PaddleOCR表格识别运行实例

PaddleOCR 开源项目地址

一、数据集

1. 训练数据下载

2.数据集介绍

（1）PubTabNet数据集

（2）好未来表格识别竞赛数据集

（3）WTW中文场景表格数据集

二、训练步骤

1.数据放置

2.环境配置

（1）PaddlePaddle框架安装

第一步：查看计算机平台版本

第二步、根据以下条件进行选择自动生成安装命令

（2）其他环境包安装

3.训练参数设置

4.启动训练

5.推理过程

三、踩坑记录

PaddleOCR 开源项目地址

PaddlePaddle/PaddleOCR: Awesome multilingual OCR toolkits based on PaddlePaddle (practical ultra lightweight OCR system, support 80+ languages recognition, provide data annotation and synthesis tools, support training and deployment among server, mobile, embedded and IoT devices) (github.com)

一、数据集

1. 训练数据下载

PaddleOCR/doc/doc_ch/dataset/table_datasets.md at c27402bf1f012aeb54a98eb12ba98883eded502e · PaddlePaddle/PaddleOCR · GitHub

2.数据集介绍

（1）PubTabNet数据集

训练集合中包含50万张图像，验证集合中包含0.9万张图像：https://github.com/ibm-aur-nlp/PubTabNet

（此次训练以 PubTabNet数据集为例）

数据格式如下所示：

{
   'filename': PMC5755158_010_01.png,                            # 图像名
   'split': ’train‘,                                     # 图像属于训练集还是验证集
   'imgid': 0,                                         # 图像的index
   'html': {
     'structure': {'tokens': ['<thead>', '<tr>', '<td>', ...]},             # 表格的HTML字符串
     'cells': [
       {
         'tokens': ['P', 'a', 'd', 'd', 'l', 'e', 'P', 'a', 'd', 'd', 'l', 'e'],     # 表格中的单个文本
         'bbox': [x0, y0, x1, y1]                              # 表格中的单个文本的坐标
       }
     ]
   }
}

备注：PubTabNet_2.0.0.jsonl里面的label信息未将训练、验证数据集分开，如果有需要可以写脚本将其分开，或者训练过程中直接忽略掉读取错误的路径（图片读取文PaddleOCR-release-2.7/ppocr/data/pubtab_dataset.py）。

（2）好未来表格识别竞赛数据集

识别竞赛数据集的训练集合中包含1.6万张图像。验证集未给出可训练的标注：https://ai.100tal.com/dataset

（3）WTW中文场景表格数据集

包含表格检测和表格数据两部分数据，数据集中同时包含扫描和拍照两张场景的图像：GitHub - wangwen-whu/WTW-Dataset: This is an official implementation for the WTW Dataset in "Parsing Table Structures in the Wild " on table detection and table structure recognition.

- - - -

* 小任务 A *
把这篇PaddleOCR表格识别文章中以“识别竞赛数据集的训练集合”开头的段落改写成简短的列表，保留其中的主要信息。
* 小任务 B *
原样复述这篇PaddleOCR表格识别文章中的一段文字，从含有“识别竞赛数据集的训练集合中包”的词句开始，到“table structure recognition.”结束。

数据集条目:
- - - -

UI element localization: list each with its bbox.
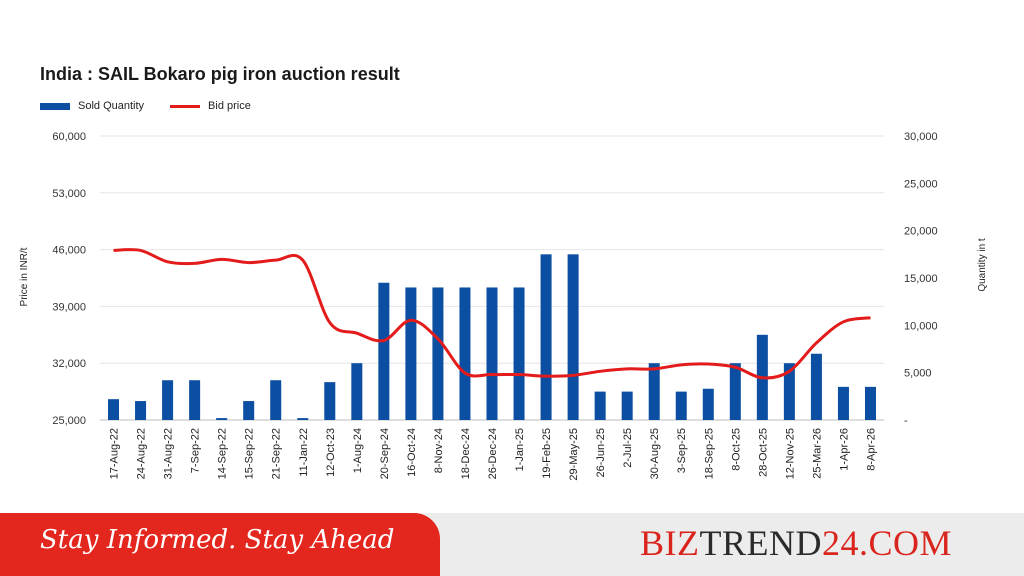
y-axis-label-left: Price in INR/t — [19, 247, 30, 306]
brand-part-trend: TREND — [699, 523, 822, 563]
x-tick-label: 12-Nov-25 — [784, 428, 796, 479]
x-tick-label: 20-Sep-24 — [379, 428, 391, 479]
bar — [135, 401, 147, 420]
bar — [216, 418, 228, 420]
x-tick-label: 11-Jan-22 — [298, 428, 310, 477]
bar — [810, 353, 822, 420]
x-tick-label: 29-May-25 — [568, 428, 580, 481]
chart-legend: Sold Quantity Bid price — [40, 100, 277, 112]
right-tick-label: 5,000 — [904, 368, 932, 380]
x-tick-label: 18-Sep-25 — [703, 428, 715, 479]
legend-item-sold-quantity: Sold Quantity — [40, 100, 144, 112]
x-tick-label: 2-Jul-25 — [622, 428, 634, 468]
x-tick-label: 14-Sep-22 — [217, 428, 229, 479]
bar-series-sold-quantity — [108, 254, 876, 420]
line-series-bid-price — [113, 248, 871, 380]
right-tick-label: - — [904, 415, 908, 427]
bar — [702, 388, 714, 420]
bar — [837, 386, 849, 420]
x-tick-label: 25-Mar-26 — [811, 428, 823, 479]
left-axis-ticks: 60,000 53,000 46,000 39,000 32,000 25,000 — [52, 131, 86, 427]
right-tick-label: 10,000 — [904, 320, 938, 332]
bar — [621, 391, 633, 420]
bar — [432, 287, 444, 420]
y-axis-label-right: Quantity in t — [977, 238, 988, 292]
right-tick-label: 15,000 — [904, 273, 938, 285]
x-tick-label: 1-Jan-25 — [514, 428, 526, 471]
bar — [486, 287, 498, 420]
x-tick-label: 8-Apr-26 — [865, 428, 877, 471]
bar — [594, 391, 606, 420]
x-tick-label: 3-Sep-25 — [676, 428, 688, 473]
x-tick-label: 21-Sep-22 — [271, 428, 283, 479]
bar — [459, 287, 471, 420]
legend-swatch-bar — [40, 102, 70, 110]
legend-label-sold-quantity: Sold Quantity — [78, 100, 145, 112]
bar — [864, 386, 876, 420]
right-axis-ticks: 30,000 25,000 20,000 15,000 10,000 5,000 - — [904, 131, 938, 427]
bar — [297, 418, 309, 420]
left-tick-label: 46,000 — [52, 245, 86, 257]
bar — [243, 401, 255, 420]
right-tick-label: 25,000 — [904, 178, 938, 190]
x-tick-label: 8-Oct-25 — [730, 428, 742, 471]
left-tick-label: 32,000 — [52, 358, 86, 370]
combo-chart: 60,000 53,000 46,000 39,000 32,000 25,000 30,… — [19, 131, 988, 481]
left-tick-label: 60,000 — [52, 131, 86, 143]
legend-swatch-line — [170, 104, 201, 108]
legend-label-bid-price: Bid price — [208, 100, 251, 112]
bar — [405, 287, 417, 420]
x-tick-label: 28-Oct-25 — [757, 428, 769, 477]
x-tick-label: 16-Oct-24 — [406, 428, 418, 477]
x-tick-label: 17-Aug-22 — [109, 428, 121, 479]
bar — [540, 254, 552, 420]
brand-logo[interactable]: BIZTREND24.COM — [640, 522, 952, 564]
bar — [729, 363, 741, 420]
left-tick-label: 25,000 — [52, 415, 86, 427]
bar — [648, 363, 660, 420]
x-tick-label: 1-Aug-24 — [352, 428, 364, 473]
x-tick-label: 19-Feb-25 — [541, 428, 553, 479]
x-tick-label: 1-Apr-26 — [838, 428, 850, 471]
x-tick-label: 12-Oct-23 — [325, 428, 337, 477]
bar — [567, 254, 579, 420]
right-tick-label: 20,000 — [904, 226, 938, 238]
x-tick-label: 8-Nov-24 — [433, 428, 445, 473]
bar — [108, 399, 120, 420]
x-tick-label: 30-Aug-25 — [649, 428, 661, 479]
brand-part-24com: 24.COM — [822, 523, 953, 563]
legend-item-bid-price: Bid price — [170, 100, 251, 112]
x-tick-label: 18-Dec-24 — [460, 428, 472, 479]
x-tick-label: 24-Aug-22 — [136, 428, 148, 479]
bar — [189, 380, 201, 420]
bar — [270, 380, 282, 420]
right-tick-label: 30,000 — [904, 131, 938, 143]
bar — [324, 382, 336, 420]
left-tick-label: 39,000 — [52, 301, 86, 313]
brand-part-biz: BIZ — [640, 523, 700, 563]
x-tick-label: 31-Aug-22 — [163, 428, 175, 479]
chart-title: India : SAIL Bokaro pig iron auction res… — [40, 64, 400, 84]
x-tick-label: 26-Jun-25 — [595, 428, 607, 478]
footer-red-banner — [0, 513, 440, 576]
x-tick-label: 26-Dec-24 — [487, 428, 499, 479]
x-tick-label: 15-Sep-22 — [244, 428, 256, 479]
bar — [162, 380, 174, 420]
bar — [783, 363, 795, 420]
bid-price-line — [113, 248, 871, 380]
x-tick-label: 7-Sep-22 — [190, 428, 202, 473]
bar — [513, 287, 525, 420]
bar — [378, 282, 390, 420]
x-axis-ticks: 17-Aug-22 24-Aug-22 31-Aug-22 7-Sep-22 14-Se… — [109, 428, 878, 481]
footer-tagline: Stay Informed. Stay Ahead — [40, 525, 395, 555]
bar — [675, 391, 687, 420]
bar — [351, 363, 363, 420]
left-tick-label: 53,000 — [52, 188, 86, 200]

- - - -

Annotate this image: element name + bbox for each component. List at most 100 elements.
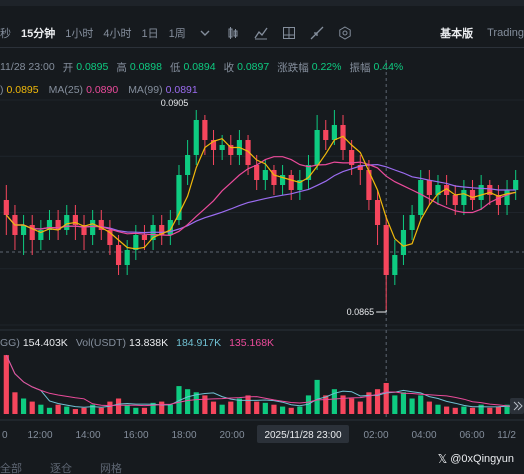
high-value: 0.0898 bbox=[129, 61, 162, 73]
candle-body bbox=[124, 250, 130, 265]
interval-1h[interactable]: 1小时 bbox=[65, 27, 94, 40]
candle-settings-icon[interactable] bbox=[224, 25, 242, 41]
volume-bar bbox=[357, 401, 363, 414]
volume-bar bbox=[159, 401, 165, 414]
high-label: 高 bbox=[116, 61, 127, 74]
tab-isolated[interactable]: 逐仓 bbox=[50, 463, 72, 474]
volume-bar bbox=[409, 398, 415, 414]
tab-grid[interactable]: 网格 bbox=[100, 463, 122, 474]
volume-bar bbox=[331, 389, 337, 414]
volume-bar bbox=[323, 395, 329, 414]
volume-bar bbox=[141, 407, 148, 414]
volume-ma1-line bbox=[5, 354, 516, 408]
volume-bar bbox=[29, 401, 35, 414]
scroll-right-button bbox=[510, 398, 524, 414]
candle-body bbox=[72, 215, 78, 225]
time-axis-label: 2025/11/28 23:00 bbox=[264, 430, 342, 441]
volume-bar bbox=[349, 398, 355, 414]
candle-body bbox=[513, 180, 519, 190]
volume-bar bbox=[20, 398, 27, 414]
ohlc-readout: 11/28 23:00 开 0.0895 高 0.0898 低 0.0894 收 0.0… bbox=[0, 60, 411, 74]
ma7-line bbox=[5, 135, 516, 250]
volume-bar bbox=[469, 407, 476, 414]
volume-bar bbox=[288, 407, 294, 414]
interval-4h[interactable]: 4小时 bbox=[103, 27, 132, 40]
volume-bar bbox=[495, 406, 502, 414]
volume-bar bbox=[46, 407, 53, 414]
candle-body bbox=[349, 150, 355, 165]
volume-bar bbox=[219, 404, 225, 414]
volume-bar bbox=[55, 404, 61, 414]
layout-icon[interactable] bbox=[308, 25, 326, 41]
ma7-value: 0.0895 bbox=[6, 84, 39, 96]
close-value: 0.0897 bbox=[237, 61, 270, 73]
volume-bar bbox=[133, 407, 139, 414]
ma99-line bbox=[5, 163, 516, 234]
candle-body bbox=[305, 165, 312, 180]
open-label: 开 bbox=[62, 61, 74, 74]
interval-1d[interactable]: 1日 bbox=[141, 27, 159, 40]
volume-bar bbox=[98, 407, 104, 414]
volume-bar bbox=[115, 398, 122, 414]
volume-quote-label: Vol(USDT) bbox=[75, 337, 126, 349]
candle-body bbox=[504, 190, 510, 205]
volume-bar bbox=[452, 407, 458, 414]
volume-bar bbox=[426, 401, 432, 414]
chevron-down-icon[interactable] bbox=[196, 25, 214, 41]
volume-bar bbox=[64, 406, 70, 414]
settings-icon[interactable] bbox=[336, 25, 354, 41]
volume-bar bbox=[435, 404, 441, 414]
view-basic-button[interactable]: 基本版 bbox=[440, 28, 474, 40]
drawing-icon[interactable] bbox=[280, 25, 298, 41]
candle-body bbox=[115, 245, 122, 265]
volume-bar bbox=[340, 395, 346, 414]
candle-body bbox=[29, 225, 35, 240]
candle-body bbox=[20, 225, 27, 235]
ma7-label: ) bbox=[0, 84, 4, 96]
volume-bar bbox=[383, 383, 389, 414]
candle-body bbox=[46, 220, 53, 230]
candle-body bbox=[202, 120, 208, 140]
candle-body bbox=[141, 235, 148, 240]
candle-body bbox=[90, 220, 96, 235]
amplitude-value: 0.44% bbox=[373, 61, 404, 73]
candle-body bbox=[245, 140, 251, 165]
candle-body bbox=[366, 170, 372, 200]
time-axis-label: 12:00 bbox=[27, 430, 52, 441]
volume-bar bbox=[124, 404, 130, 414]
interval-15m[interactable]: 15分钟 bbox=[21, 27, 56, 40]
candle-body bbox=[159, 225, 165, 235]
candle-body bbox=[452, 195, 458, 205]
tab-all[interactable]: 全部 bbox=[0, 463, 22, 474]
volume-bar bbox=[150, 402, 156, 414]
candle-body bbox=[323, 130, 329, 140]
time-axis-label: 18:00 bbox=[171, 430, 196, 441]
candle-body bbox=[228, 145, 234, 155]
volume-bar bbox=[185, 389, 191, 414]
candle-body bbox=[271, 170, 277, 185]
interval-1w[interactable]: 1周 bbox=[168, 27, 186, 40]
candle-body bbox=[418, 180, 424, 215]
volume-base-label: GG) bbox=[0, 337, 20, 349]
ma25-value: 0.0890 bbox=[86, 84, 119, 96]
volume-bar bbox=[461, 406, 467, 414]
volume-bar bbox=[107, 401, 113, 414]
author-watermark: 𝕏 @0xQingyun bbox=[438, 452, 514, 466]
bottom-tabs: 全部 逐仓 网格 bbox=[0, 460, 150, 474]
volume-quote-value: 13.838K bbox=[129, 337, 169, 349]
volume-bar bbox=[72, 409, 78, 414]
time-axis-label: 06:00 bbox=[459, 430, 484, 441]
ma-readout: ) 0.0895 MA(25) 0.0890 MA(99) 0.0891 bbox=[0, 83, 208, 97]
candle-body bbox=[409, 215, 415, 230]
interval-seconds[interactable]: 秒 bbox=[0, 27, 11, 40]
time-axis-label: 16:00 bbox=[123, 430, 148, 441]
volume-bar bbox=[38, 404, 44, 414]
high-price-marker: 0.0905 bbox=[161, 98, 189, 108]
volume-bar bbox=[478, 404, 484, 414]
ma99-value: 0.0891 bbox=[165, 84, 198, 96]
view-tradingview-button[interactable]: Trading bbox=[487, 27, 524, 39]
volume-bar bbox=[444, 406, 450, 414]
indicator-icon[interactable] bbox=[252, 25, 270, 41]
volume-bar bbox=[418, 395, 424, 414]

- - - -

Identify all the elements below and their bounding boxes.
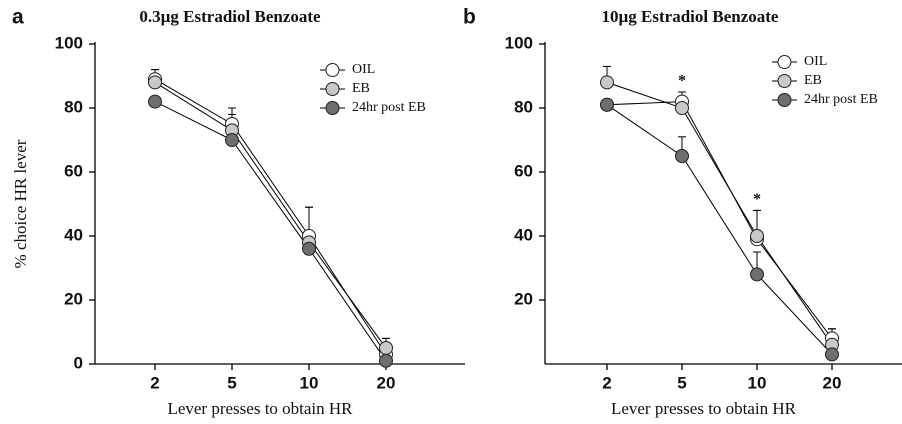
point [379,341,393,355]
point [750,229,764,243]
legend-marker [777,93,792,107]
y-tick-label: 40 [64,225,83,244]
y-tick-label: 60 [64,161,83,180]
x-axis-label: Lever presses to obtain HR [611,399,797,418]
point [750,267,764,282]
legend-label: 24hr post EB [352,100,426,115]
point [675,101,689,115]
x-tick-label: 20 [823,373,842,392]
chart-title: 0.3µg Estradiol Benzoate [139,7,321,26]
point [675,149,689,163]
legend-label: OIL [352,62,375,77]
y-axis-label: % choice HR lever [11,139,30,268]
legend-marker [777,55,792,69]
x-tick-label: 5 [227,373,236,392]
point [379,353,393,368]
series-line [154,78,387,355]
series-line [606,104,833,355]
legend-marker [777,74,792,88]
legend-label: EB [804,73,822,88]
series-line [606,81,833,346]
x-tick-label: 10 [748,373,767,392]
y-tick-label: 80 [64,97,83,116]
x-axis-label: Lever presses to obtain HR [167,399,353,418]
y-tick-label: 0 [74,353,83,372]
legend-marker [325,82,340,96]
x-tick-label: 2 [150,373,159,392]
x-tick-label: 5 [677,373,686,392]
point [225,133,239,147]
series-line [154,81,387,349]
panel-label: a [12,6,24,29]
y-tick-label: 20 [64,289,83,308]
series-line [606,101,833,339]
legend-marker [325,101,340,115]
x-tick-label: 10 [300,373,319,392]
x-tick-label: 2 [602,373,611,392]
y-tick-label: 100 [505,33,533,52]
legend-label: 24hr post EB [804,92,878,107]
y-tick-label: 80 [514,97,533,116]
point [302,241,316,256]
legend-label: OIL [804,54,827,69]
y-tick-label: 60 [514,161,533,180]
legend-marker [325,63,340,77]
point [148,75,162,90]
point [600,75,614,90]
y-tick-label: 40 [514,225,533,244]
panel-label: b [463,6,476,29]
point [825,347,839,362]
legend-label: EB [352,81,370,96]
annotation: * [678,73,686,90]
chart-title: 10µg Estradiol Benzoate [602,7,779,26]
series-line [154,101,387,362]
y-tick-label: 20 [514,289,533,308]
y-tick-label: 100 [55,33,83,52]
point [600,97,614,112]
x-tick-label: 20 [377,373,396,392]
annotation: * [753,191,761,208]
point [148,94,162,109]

- - - -

* 任务答案 A *
- 训练集：1.6万张图像
- 验证集：没有给出可训练的标注
- 数据集地址：https://ai.100tal.com/dataset

* 任务答案 B *
识别竞赛数据集的训练集合中包含1.6万张图像。验证集未给出可训练的标注：https://ai.100tal.com/dataset

（3）WTW中文场景表格数据集

包含表格检测和表格数据两部分数据，数据集中同时包含扫描和拍照两张场景的图像：GitHub - wangwen-whu/WTW-Dataset: This is an official implementation for the WTW Dataset in "Parsing Table Structures in the Wild " on table detection and table structure recognition.